Please reproduce every record, keeping each one exactly as written.

── Given data ──

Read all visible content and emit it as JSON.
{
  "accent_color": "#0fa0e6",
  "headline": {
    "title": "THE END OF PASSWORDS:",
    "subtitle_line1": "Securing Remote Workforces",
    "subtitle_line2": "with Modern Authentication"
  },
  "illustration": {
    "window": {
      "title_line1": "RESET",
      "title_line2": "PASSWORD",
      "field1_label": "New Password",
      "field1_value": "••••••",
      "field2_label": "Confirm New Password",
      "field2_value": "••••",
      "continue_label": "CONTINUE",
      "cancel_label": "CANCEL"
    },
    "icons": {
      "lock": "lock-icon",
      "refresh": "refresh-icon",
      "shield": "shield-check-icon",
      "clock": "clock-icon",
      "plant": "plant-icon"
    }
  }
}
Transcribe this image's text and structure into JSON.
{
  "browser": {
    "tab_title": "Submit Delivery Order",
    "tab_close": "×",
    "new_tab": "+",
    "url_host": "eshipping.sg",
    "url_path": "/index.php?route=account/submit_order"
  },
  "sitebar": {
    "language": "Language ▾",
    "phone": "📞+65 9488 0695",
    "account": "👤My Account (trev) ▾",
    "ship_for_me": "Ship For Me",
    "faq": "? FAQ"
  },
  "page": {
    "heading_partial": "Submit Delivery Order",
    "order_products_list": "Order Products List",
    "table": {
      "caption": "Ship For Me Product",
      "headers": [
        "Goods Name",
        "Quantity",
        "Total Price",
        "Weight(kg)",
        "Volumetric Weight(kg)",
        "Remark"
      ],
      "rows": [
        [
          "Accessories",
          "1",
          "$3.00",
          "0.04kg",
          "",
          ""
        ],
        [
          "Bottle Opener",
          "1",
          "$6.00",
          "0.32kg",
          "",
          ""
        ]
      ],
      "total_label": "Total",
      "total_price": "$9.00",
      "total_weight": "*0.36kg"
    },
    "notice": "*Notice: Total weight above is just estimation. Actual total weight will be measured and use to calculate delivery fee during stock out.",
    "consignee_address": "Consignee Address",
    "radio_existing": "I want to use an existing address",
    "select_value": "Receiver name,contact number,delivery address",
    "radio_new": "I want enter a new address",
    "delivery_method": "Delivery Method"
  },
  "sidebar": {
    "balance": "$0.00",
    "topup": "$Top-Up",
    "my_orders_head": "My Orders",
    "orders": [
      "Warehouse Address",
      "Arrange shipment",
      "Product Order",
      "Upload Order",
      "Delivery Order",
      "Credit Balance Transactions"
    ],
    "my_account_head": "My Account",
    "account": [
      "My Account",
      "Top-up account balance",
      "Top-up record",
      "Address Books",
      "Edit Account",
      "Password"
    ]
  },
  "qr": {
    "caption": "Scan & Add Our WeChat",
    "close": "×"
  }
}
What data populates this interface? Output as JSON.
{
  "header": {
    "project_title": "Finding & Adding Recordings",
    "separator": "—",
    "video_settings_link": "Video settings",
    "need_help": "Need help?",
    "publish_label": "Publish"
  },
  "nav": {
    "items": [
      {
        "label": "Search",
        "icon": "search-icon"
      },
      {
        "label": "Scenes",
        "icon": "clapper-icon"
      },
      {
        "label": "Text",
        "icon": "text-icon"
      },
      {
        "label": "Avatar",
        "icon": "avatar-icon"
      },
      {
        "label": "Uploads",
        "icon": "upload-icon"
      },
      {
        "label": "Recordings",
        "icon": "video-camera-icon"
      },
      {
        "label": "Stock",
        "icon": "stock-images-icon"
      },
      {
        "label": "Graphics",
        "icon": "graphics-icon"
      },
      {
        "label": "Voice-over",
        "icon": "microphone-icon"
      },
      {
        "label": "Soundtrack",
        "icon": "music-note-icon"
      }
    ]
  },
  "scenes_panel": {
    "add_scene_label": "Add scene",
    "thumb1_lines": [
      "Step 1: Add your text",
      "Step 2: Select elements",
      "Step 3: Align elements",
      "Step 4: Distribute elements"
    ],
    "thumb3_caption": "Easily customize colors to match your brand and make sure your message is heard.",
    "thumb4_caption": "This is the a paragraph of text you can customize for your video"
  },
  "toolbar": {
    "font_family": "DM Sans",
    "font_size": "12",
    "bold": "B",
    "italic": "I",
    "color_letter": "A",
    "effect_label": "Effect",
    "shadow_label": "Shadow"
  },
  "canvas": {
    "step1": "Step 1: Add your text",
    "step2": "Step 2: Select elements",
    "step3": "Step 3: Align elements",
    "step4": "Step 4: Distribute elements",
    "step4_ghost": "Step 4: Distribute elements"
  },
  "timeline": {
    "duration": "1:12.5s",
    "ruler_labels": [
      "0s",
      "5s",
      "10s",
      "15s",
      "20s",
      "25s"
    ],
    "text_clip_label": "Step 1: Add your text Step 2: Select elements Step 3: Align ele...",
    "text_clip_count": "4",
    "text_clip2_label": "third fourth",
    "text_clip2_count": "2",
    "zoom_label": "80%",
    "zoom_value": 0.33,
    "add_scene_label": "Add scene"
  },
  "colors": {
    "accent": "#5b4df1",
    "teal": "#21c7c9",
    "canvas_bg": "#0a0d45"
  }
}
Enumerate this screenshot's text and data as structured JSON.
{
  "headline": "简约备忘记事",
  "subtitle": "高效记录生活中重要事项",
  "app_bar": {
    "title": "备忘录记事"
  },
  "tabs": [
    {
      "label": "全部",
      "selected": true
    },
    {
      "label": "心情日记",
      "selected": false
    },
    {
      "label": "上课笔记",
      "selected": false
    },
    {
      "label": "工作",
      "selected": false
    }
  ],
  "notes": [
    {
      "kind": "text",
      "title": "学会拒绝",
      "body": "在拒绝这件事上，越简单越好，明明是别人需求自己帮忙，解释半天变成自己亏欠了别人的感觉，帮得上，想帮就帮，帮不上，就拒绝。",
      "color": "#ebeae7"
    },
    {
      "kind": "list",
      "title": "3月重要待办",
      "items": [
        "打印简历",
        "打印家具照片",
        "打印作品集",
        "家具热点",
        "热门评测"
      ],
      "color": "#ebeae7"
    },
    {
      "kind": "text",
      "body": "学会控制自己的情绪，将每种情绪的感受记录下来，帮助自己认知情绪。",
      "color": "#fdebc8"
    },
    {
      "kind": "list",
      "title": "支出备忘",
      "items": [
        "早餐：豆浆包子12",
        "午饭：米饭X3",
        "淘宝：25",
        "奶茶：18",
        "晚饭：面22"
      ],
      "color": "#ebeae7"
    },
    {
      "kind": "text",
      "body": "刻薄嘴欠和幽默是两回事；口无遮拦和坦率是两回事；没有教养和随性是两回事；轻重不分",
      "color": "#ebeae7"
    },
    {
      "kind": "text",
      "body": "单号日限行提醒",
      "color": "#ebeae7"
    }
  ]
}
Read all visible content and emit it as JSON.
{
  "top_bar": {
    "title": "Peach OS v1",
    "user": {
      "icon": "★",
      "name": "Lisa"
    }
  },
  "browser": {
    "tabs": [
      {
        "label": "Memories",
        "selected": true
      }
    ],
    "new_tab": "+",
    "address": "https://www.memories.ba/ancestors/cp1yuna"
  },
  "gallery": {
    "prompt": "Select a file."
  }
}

───

* Response to this exercise *
Read all visible content and emit it as JSON.
{
  "accent_color": "#0fa0e6",
  "headline": {
    "title": "THE END OF PASSWORDS:",
    "subtitle_line1": "Securing Remote Workforces",
    "subtitle_line2": "with Modern Authentication"
  },
  "illustration": {
    "window": {
      "title_line1": "RESET",
      "title_line2": "PASSWORD",
      "field1_label": "New Password",
      "field1_value": "••••••",
      "field2_label": "Confirm New Password",
      "field2_value": "••••",
      "continue_label": "CONTINUE",
      "cancel_label": "CANCEL"
    },
    "icons": {
      "lock": "lock-icon",
      "refresh": "refresh-icon",
      "shield": "shield-check-icon",
      "clock": "clock-icon",
      "plant": "plant-icon"
    }
  }
}
Transcribe this image's text and structure into JSON.
{
  "browser": {
    "tab_title": "Submit Delivery Order",
    "tab_close": "×",
    "new_tab": "+",
    "url_host": "eshipping.sg",
    "url_path": "/index.php?route=account/submit_order"
  },
  "sitebar": {
    "language": "Language ▾",
    "phone": "📞+65 9488 0695",
    "account": "👤My Account (trev) ▾",
    "ship_for_me": "Ship For Me",
    "faq": "? FAQ"
  },
  "page": {
    "heading_partial": "Submit Delivery Order",
    "order_products_list": "Order Products List",
    "table": {
      "caption": "Ship For Me Product",
      "headers": [
        "Goods Name",
        "Quantity",
        "Total Price",
        "Weight(kg)",
        "Volumetric Weight(kg)",
        "Remark"
      ],
      "rows": [
        [
          "Accessories",
          "1",
          "$3.00",
          "0.04kg",
          "",
          ""
        ],
        [
          "Bottle Opener",
          "1",
          "$6.00",
          "0.32kg",
          "",
          ""
        ]
      ],
      "total_label": "Total",
      "total_price": "$9.00",
      "total_weight": "*0.36kg"
    },
    "notice": "*Notice: Total weight above is just estimation. Actual total weight will be measured and use to calculate delivery fee during stock out.",
    "consignee_address": "Consignee Address",
    "radio_existing": "I want to use an existing address",
    "select_value": "Receiver name,contact number,delivery address",
    "radio_new": "I want enter a new address",
    "delivery_method": "Delivery Method"
  },
  "sidebar": {
    "balance": "$0.00",
    "topup": "$Top-Up",
    "my_orders_head": "My Orders",
    "orders": [
      "Warehouse Address",
      "Arrange shipment",
      "Product Order",
      "Upload Order",
      "Delivery Order",
      "Credit Balance Transactions"
    ],
    "my_account_head": "My Account",
    "account": [
      "My Account",
      "Top-up account balance",
      "Top-up record",
      "Address Books",
      "Edit Account",
      "Password"
    ]
  },
  "qr": {
    "caption": "Scan & Add Our WeChat",
    "close": "×"
  }
}
What data populates this interface? Output as JSON.
{
  "header": {
    "project_title": "Finding & Adding Recordings",
    "separator": "—",
    "video_settings_link": "Video settings",
    "need_help": "Need help?",
    "publish_label": "Publish"
  },
  "nav": {
    "items": [
      {
        "label": "Search",
        "icon": "search-icon"
      },
      {
        "label": "Scenes",
        "icon": "clapper-icon"
      },
      {
        "label": "Text",
        "icon": "text-icon"
      },
      {
        "label": "Avatar",
        "icon": "avatar-icon"
      },
      {
        "label": "Uploads",
        "icon": "upload-icon"
      },
      {
        "label": "Recordings",
        "icon": "video-camera-icon"
      },
      {
        "label": "Stock",
        "icon": "stock-images-icon"
      },
      {
        "label": "Graphics",
        "icon": "graphics-icon"
      },
      {
        "label": "Voice-over",
        "icon": "microphone-icon"
      },
      {
        "label": "Soundtrack",
        "icon": "music-note-icon"
      }
    ]
  },
  "scenes_panel": {
    "add_scene_label": "Add scene",
    "thumb1_lines": [
      "Step 1: Add your text",
      "Step 2: Select elements",
      "Step 3: Align elements",
      "Step 4: Distribute elements"
    ],
    "thumb3_caption": "Easily customize colors to match your brand and make sure your message is heard.",
    "thumb4_caption": "This is the a paragraph of text you can customize for your video"
  },
  "toolbar": {
    "font_family": "DM Sans",
    "font_size": "12",
    "bold": "B",
    "italic": "I",
    "color_letter": "A",
    "effect_label": "Effect",
    "shadow_label": "Shadow"
  },
  "canvas": {
    "step1": "Step 1: Add your text",
    "step2": "Step 2: Select elements",
    "step3": "Step 3: Align elements",
    "step4": "Step 4: Distribute elements",
    "step4_ghost": "Step 4: Distribute elements"
  },
  "timeline": {
    "duration": "1:12.5s",
    "ruler_labels": [
      "0s",
      "5s",
      "10s",
      "15s",
      "20s",
      "25s"
    ],
    "text_clip_label": "Step 1: Add your text Step 2: Select elements Step 3: Align ele...",
    "text_clip_count": "4",
    "text_clip2_label": "third fourth",
    "text_clip2_count": "2",
    "zoom_label": "80%",
    "zoom_value": 0.33,
    "add_scene_label": "Add scene"
  },
  "colors": {
    "accent": "#5b4df1",
    "teal": "#21c7c9",
    "canvas_bg": "#0a0d45"
  }
}
Enumerate this screenshot's text and data as structured JSON.
{
  "headline": "简约备忘记事",
  "subtitle": "高效记录生活中重要事项",
  "app_bar": {
    "title": "备忘录记事"
  },
  "tabs": [
    {
      "label": "全部",
      "selected": true
    },
    {
      "label": "心情日记",
      "selected": false
    },
    {
      "label": "上课笔记",
      "selected": false
    },
    {
      "label": "工作",
      "selected": false
    }
  ],
  "notes": [
    {
      "kind": "text",
      "title": "学会拒绝",
      "body": "在拒绝这件事上，越简单越好，明明是别人需求自己帮忙，解释半天变成自己亏欠了别人的感觉，帮得上，想帮就帮，帮不上，就拒绝。",
      "color": "#ebeae7"
    },
    {
      "kind": "list",
      "title": "3月重要待办",
      "items": [
        "打印简历",
        "打印家具照片",
        "打印作品集",
        "家具热点",
        "热门评测"
      ],
      "color": "#ebeae7"
    },
    {
      "kind": "text",
      "body": "学会控制自己的情绪，将每种情绪的感受记录下来，帮助自己认知情绪。",
      "color": "#fdebc8"
    },
    {
      "kind": "list",
      "title": "支出备忘",
      "items": [
        "早餐：豆浆包子12",
        "午饭：米饭X3",
        "淘宝：25",
        "奶茶：18",
        "晚饭：面22"
      ],
      "color": "#ebeae7"
    },
    {
      "kind": "text",
      "body": "刻薄嘴欠和幽默是两回事；口无遮拦和坦率是两回事；没有教养和随性是两回事；轻重不分",
      "color": "#ebeae7"
    },
    {
      "kind": "text",
      "body": "单号日限行提醒",
      "color": "#ebeae7"
    }
  ]
}
Read all visible content and emit it as JSON.
{
  "top_bar": {
    "title": "Peach OS v1",
    "user": {
      "icon": "★",
      "name": "Lisa"
    }
  },
  "browser": {
    "tabs": [
      {
        "label": "Memories",
        "selected": true
      }
    ],
    "new_tab": "+",
    "address": "https://www.memories.ba/ancestors/cp1yuna"
  },
  "gallery": {
    "prompt": "Select a file."
  }
}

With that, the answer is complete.